> Stated exercise:
Word for word, restate every line of the listing that follows.

> Given records:
_ _ _ _
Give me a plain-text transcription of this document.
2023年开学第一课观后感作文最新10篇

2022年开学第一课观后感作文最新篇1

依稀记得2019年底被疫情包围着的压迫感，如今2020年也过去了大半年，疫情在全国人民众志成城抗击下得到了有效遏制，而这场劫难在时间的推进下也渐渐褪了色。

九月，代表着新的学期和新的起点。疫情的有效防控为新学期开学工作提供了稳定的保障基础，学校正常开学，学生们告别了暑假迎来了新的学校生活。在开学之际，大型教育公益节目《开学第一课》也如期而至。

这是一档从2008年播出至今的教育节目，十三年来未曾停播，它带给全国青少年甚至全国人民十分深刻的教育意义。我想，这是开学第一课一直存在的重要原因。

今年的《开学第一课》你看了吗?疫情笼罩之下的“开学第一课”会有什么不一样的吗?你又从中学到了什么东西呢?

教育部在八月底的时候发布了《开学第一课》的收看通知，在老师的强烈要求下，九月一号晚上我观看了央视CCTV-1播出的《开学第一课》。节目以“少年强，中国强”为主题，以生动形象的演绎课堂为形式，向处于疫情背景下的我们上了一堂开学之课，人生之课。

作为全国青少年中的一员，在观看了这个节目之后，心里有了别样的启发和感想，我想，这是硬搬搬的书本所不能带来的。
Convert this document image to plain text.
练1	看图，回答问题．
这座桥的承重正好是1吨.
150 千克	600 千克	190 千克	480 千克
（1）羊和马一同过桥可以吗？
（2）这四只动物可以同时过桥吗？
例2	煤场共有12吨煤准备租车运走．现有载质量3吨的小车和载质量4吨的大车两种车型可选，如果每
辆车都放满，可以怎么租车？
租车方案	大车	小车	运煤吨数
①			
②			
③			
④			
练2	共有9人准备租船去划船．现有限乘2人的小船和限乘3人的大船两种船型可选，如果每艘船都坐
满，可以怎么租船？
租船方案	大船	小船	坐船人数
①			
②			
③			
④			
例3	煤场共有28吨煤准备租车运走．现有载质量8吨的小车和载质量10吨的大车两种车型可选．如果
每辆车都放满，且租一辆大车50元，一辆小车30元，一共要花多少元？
_ _ _ _
> Written response:
Give me a plain-text transcription of this document.
2023年开学第一课观后感作文最新10篇

2022年开学第一课观后感作文最新篇1

依稀记得2019年底被疫情包围着的压迫感，如今2020年也过去了大半年，疫情在全国人民众志成城抗击下得到了有效遏制，而这场劫难在时间的推进下也渐渐褪了色。

九月，代表着新的学期和新的起点。疫情的有效防控为新学期开学工作提供了稳定的保障基础，学校正常开学，学生们告别了暑假迎来了新的学校生活。在开学之际，大型教育公益节目《开学第一课》也如期而至。

这是一档从2008年播出至今的教育节目，十三年来未曾停播，它带给全国青少年甚至全国人民十分深刻的教育意义。我想，这是开学第一课一直存在的重要原因。

今年的《开学第一课》你看了吗?疫情笼罩之下的“开学第一课”会有什么不一样的吗?你又从中学到了什么东西呢?

教育部在八月底的时候发布了《开学第一课》的收看通知，在老师的强烈要求下，九月一号晚上我观看了央视CCTV-1播出的《开学第一课》。节目以“少年强，中国强”为主题，以生动形象的演绎课堂为形式，向处于疫情背景下的我们上了一堂开学之课，人生之课。

作为全国青少年中的一员，在观看了这个节目之后，心里有了别样的启发和感想，我想，这是硬搬搬的书本所不能带来的。
Convert this document image to plain text.
练1	看图，回答问题．
这座桥的承重正好是1吨.
150 千克	600 千克	190 千克	480 千克
（1）羊和马一同过桥可以吗？
（2）这四只动物可以同时过桥吗？
例2	煤场共有12吨煤准备租车运走．现有载质量3吨的小车和载质量4吨的大车两种车型可选，如果每
辆车都放满，可以怎么租车？
租车方案	大车	小车	运煤吨数
①			
②			
③			
④			
练2	共有9人准备租船去划船．现有限乘2人的小船和限乘3人的大船两种船型可选，如果每艘船都坐
满，可以怎么租船？
租船方案	大船	小船	坐船人数
①			
②			
③			
④			
例3	煤场共有28吨煤准备租车运走．现有载质量8吨的小车和载质量10吨的大车两种车型可选．如果
每辆车都放满，且租一辆大车50元，一辆小车30元，一共要花多少元？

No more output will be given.